____ Passage to read
He did not overthrow the Law but he “fulfilled it.” He allowed it to run its Natural course, and
be satisfied, and cease to roar against the Accused. Jesus did two things: 1.) He made an atoning
Sacrifice which forever ended the claims of the Law on us that we are
“sinners,” and 2.) He taught us by His Character what it would mean to be Above
the Law. He showed kindness, gentleness,
compassion…. He was so much softer than His times. He said He was the Living Water, the
Universal Solvent. And when His
followers transition or shift their mindsets to the mind of Christ which is
love, joy, peace, longsuffering, patience, understanding, kindness, tenderness,
meekness… when they do that they make the Law and the Government
irrelevant. Living according to Our
Original Human Natures, which are restored to us in the Example and Fellowship
of Christ, are so peaceable that no government need ever tell them what to
do. The Law was made for sinful man, but
Jesus makes us no longer sinful. A
follower of Christ will always do what is truly right no matter what the
context, and he does not need your “rules.”
We are returned to the Garden experience, the Animal Estate, the Way
things were Before, and Always. Flowers
have not ceased to Believe or to dote every moment on the Life Force that they
every moment, feel. Oh, it is blissful
to be a Flower! It can also be that
blissful to be a Man, if we will, like the Flowers, simply follow the Law of Our
Species. We will need no other Law when
our hearts are properly absorbed in the Worship of the Source of Love, Joy,
Peace, Longsuffering… and all the Fruits of the Spirit. We can be trusted to behave ourselves… We are
again good.
Order of the Rainbow Cross
One can see
that being a Christian who is also a Rainbow Warrior brings much
advantage. I believe the idea that we
can be “Above the Law” is unique to Christianity. This philosophy provides the key to how we
can successfully transition back to our original human lifestyle, of living
organically and without government or law, in accord with Nature. By inner transformation we transform society
itself. We make it slowly
irrelevant. We allow it to break against
us, we judge the Law itself, it goes extinct.
The state withers away.
Perhaps
these are hopelessly Utopian ideals, but I believe the ideals are pure. And so when I think of the Rainbow Warrior
prophecy and reflect that it includes “all creeds,” and I weigh my own
Christian creed within it, I smile to myself, because I believe I am following
the Original Revolutionary of Non-Violence, Jesus Christ, who sought to return
us to the Garden Experience. Through
whose Eyes I see Life on Earth not as a sentence in hell as a subject of
worldly tyrants, but as an opportunity for blessing as I reign in the Kingdom
of God – a redeemed Eden, myself a renewed Adam – a “king and a priest” of my
God.
I reject
the World-ending rubbish recited by apocalyptic fanatical Christians who do not
understand the spirit behind their own faith.
I believe I am meant to show by my good life “a gentleness born of
wisdom” which seeks to honor the Edenic mandate and “replenish the Earth.” If it is the mission of Rainbow Warriors to
heal the Earth, I throw in my lot with those Warriors, all the more so because
I serve the ultimate Healer. His Energy
unleashed in my life may indeed be dedicated to this noble end of liberating
the Planet from human fallenness. I am a
citizen of the New Earth that is already yearning to be born, a place where
Lions and Lambs will lie down together and all the kingdoms of Earth have
become the kingdoms of our Lord and of His Christ.
And so I
coin the phrase “Order of the Rainbow Cross” to invite anyone else to also use,
who agrees that the followers of Jesus may be the Saviors of all things Green
and Growing.
A calling,
a mission, a lifestyle – to seek and save that which is lost.
________
#### What to do:
1. From the Rainbow Cross essay, extract the span that begins at the words "The state withers" and stops after the words "their own faith.".
2. In one to three sentences, explain why the writer of the Rainbow Cross essay smiles when weighing their own Christian creed within the Rainbow Warrior prophecy.
3. Decide whether each statement agrees with the Rainbow Cross essay. Answer yes or no, and quote the words from the essay that settle it.
(a) The writer believes the idea of being "Above the Law" is unique to Christianity.
(b) The writer accepts the world-ending teachings of apocalyptic Christians.
(c) Jesus overthrew the Law.
____ Provided material
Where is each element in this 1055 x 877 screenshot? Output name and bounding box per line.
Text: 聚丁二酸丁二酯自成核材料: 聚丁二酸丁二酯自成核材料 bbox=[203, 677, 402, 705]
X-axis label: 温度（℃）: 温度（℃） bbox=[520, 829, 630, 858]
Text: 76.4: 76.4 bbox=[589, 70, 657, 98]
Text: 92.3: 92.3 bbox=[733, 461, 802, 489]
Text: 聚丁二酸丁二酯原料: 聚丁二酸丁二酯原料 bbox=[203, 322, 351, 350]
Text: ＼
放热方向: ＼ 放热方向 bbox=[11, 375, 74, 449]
________
#### Outputs:
1.
The state withers away.
Perhaps
these are hopelessly Utopian ideals, but I believe the ideals are pure. And so when I think of the Rainbow Warrior
prophecy and reflect that it includes “all creeds,” and I weigh my own
Christian creed within it, I smile to myself, because I believe I am following
the Original Revolutionary of Non-Violence, Jesus Christ, who sought to return
us to the Garden Experience. Through
whose Eyes I see Life on Earth not as a sentence in hell as a subject of
worldly tyrants, but as an opportunity for blessing as I reign in the Kingdom
of God – a redeemed Eden, myself a renewed Adam – a “king and a priest” of my
God.
I reject
the World-ending rubbish recited by apocalyptic fanatical Christians who do not
understand the spirit behind their own faith.

2. The writer smiles because they believe they are following Jesus Christ, "the Original Revolutionary of Non-Violence," who sought to return us to the Garden Experience. This happens when they reflect that the Rainbow Warrior prophecy includes "all creeds" and weigh their own Christian creed within it.

3.
(a) Yes: "I believe the idea that we can be “Above the Law” is unique to Christianity."
(b) No: "I reject the World-ending rubbish recited by apocalyptic fanatical Christians"
(c) No: "He did not overthrow the Law"